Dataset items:
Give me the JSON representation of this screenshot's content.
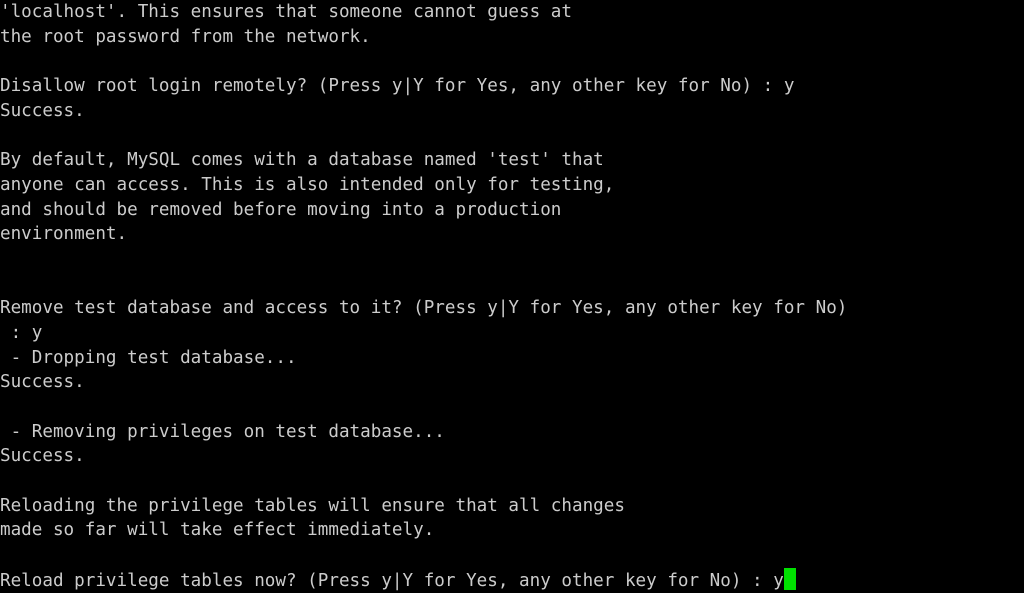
{
  "terminal": {
    "kind": "mysql-secure-installation-console",
    "background_color": "#000000",
    "foreground_color": "#cccccc",
    "cursor_color": "#00e000",
    "columns": 82,
    "rows": 24,
    "lines": [
      "'localhost'. This ensures that someone cannot guess at",
      "the root password from the network.",
      "",
      "Disallow root login remotely? (Press y|Y for Yes, any other key for No) : y",
      "Success.",
      "",
      "By default, MySQL comes with a database named 'test' that",
      "anyone can access. This is also intended only for testing,",
      "and should be removed before moving into a production",
      "environment.",
      "",
      "",
      "Remove test database and access to it? (Press y|Y for Yes, any other key for No)",
      " : y",
      " - Dropping test database...",
      "Success.",
      "",
      " - Removing privileges on test database...",
      "Success.",
      "",
      "Reloading the privilege tables will ensure that all changes",
      "made so far will take effect immediately.",
      "",
      "Reload privilege tables now? (Press y|Y for Yes, any other key for No) : y"
    ],
    "cursor": {
      "row": 24,
      "column": 74,
      "shape": "block",
      "visible": true
    }
  }
}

- The request
Transcribe every entry word for word, but omit the pictures.

- Response for this exercise
Give me the JSON representation of this screenshot's content.
{
  "terminal": {
    "kind": "mysql-secure-installation-console",
    "background_color": "#000000",
    "foreground_color": "#cccccc",
    "cursor_color": "#00e000",
    "columns": 82,
    "rows": 24,
    "lines": [
      "'localhost'. This ensures that someone cannot guess at",
      "the root password from the network.",
      "",
      "Disallow root login remotely? (Press y|Y for Yes, any other key for No) : y",
      "Success.",
      "",
      "By default, MySQL comes with a database named 'test' that",
      "anyone can access. This is also intended only for testing,",
      "and should be removed before moving into a production",
      "environment.",
      "",
      "",
      "Remove test database and access to it? (Press y|Y for Yes, any other key for No)",
      " : y",
      " - Dropping test database...",
      "Success.",
      "",
      " - Removing privileges on test database...",
      "Success.",
      "",
      "Reloading the privilege tables will ensure that all changes",
      "made so far will take effect immediately.",
      "",
      "Reload privilege tables now? (Press y|Y for Yes, any other key for No) : y"
    ],
    "cursor": {
      "row": 24,
      "column": 74,
      "shape": "block",
      "visible": true
    }
  }
}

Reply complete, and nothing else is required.